**GIVEN RECORDS:**
★ ★ ★ ★ ★
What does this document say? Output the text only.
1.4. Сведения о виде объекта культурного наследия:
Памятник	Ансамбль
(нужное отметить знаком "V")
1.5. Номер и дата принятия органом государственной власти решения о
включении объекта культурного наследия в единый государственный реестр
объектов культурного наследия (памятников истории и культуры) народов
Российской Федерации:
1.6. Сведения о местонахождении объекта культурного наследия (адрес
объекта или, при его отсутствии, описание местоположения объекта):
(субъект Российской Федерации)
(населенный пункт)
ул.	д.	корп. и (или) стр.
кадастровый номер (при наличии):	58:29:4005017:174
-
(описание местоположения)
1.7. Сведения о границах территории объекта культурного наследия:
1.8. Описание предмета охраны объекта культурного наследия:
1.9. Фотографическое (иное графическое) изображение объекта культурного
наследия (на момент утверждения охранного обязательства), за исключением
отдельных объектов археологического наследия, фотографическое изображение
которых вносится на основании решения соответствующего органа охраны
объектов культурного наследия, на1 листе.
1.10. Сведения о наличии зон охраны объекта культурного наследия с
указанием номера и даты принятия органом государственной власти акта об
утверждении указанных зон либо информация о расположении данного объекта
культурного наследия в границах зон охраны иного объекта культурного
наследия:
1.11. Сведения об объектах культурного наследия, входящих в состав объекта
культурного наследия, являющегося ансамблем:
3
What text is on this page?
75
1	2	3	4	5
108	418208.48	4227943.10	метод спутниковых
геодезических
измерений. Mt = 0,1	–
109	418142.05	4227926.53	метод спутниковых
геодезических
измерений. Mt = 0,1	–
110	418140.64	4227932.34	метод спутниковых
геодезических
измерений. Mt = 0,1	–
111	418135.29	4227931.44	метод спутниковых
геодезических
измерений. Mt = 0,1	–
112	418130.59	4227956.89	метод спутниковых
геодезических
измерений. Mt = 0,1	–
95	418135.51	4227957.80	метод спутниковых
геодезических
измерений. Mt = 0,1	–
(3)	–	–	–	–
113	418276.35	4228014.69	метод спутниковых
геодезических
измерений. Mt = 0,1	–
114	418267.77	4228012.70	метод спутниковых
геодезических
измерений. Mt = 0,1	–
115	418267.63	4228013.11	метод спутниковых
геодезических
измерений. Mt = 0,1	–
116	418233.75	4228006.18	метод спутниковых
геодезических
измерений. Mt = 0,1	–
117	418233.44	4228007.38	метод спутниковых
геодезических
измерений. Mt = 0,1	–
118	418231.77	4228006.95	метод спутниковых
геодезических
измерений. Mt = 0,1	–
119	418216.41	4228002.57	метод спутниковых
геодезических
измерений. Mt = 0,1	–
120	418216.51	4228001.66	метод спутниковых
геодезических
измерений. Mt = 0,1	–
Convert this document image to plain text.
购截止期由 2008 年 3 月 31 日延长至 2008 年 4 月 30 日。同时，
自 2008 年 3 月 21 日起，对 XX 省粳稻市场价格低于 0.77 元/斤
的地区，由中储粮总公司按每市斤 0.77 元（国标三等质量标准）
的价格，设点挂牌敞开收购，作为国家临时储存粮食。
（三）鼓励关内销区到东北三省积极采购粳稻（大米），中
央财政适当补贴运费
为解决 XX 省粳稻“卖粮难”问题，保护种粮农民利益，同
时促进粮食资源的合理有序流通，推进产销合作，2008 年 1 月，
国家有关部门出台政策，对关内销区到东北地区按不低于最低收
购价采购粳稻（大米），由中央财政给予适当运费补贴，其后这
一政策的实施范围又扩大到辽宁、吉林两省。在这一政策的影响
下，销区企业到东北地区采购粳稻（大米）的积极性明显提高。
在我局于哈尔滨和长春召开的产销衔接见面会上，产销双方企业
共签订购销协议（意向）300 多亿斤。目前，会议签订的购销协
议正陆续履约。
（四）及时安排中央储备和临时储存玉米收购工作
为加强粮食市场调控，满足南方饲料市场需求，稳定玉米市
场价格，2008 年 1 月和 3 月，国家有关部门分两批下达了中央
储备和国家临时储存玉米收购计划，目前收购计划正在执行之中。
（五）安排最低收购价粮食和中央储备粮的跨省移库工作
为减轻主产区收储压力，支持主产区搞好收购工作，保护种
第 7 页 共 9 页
★ ★ ★ ★ ★
**WRITTEN PROBLEM:** Print the listing above in its entirety, with every line exact.

**OUTPUT BELOW:**
What does this document say? Output the text only.
1.4. Сведения о виде объекта культурного наследия:
Памятник	Ансамбль
(нужное отметить знаком "V")
1.5. Номер и дата принятия органом государственной власти решения о
включении объекта культурного наследия в единый государственный реестр
объектов культурного наследия (памятников истории и культуры) народов
Российской Федерации:
1.6. Сведения о местонахождении объекта культурного наследия (адрес
объекта или, при его отсутствии, описание местоположения объекта):
(субъект Российской Федерации)
(населенный пункт)
ул.	д.	корп. и (или) стр.
кадастровый номер (при наличии):	58:29:4005017:174
-
(описание местоположения)
1.7. Сведения о границах территории объекта культурного наследия:
1.8. Описание предмета охраны объекта культурного наследия:
1.9. Фотографическое (иное графическое) изображение объекта культурного
наследия (на момент утверждения охранного обязательства), за исключением
отдельных объектов археологического наследия, фотографическое изображение
которых вносится на основании решения соответствующего органа охраны
объектов культурного наследия, на1 листе.
1.10. Сведения о наличии зон охраны объекта культурного наследия с
указанием номера и даты принятия органом государственной власти акта об
утверждении указанных зон либо информация о расположении данного объекта
культурного наследия в границах зон охраны иного объекта культурного
наследия:
1.11. Сведения об объектах культурного наследия, входящих в состав объекта
культурного наследия, являющегося ансамблем:
3
What text is on this page?
75
1	2	3	4	5
108	418208.48	4227943.10	метод спутниковых
геодезических
измерений. Mt = 0,1	–
109	418142.05	4227926.53	метод спутниковых
геодезических
измерений. Mt = 0,1	–
110	418140.64	4227932.34	метод спутниковых
геодезических
измерений. Mt = 0,1	–
111	418135.29	4227931.44	метод спутниковых
геодезических
измерений. Mt = 0,1	–
112	418130.59	4227956.89	метод спутниковых
геодезических
измерений. Mt = 0,1	–
95	418135.51	4227957.80	метод спутниковых
геодезических
измерений. Mt = 0,1	–
(3)	–	–	–	–
113	418276.35	4228014.69	метод спутниковых
геодезических
измерений. Mt = 0,1	–
114	418267.77	4228012.70	метод спутниковых
геодезических
измерений. Mt = 0,1	–
115	418267.63	4228013.11	метод спутниковых
геодезических
измерений. Mt = 0,1	–
116	418233.75	4228006.18	метод спутниковых
геодезических
измерений. Mt = 0,1	–
117	418233.44	4228007.38	метод спутниковых
геодезических
измерений. Mt = 0,1	–
118	418231.77	4228006.95	метод спутниковых
геодезических
измерений. Mt = 0,1	–
119	418216.41	4228002.57	метод спутниковых
геодезических
измерений. Mt = 0,1	–
120	418216.51	4228001.66	метод спутниковых
геодезических
измерений. Mt = 0,1	–
Convert this document image to plain text.
购截止期由 2008 年 3 月 31 日延长至 2008 年 4 月 30 日。同时，
自 2008 年 3 月 21 日起，对 XX 省粳稻市场价格低于 0.77 元/斤
的地区，由中储粮总公司按每市斤 0.77 元（国标三等质量标准）
的价格，设点挂牌敞开收购，作为国家临时储存粮食。
（三）鼓励关内销区到东北三省积极采购粳稻（大米），中
央财政适当补贴运费
为解决 XX 省粳稻“卖粮难”问题，保护种粮农民利益，同
时促进粮食资源的合理有序流通，推进产销合作，2008 年 1 月，
国家有关部门出台政策，对关内销区到东北地区按不低于最低收
购价采购粳稻（大米），由中央财政给予适当运费补贴，其后这
一政策的实施范围又扩大到辽宁、吉林两省。在这一政策的影响
下，销区企业到东北地区采购粳稻（大米）的积极性明显提高。
在我局于哈尔滨和长春召开的产销衔接见面会上，产销双方企业
共签订购销协议（意向）300 多亿斤。目前，会议签订的购销协
议正陆续履约。
（四）及时安排中央储备和临时储存玉米收购工作
为加强粮食市场调控，满足南方饲料市场需求，稳定玉米市
场价格，2008 年 1 月和 3 月，国家有关部门分两批下达了中央
储备和国家临时储存玉米收购计划，目前收购计划正在执行之中。
（五）安排最低收购价粮食和中央储备粮的跨省移库工作
为减轻主产区收储压力，支持主产区搞好收购工作，保护种
第 7 页 共 9 页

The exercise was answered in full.